◆ Problem to solve ◆
Scan the material that follows. Copy every line containing the word "color".

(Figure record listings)
•••

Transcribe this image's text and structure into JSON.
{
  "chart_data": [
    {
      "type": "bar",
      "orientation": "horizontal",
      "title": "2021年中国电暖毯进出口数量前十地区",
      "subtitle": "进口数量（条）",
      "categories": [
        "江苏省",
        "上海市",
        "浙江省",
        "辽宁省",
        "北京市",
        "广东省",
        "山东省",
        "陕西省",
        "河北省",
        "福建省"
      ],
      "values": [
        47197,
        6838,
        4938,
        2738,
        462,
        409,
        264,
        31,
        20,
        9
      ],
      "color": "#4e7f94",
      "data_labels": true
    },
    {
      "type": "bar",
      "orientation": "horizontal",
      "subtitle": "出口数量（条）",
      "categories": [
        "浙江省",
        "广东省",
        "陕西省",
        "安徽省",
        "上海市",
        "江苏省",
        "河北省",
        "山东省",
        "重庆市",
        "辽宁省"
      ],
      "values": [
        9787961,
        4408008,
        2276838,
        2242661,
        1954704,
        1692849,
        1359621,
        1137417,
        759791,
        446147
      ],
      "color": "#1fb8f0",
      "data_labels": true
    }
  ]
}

•••

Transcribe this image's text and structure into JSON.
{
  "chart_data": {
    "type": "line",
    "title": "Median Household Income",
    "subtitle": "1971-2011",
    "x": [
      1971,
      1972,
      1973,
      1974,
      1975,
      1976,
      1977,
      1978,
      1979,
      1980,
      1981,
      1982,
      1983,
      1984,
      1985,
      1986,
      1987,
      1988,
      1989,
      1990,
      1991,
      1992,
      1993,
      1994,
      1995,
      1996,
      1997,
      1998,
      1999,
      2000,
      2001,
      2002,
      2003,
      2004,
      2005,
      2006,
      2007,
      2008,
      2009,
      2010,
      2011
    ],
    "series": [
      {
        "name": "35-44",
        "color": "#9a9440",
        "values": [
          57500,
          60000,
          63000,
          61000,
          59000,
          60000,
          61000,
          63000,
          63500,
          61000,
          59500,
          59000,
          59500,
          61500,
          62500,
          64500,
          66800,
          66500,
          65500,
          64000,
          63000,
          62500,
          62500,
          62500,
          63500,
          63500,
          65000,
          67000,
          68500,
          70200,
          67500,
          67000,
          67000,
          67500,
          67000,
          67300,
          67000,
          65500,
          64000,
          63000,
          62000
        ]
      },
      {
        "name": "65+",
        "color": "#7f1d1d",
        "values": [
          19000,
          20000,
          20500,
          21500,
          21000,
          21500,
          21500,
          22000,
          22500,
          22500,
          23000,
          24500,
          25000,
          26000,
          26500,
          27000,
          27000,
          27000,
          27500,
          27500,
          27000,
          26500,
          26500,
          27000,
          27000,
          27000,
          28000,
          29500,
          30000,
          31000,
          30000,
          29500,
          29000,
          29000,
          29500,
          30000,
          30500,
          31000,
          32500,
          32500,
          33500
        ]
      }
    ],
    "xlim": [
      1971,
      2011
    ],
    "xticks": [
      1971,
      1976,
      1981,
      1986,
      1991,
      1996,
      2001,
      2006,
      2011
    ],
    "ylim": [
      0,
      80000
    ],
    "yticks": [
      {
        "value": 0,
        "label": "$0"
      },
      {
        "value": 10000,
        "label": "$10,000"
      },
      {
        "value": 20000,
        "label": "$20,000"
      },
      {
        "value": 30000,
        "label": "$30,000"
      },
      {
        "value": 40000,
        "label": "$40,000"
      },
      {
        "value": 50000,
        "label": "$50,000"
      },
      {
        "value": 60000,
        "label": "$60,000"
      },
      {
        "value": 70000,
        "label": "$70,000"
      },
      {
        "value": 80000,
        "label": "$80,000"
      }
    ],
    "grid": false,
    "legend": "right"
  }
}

•••

◆ Final answer ◆
      "color": "#4e7f94",
      "color": "#1fb8f0",
        "color": "#9a9440",
        "color": "#7f1d1d",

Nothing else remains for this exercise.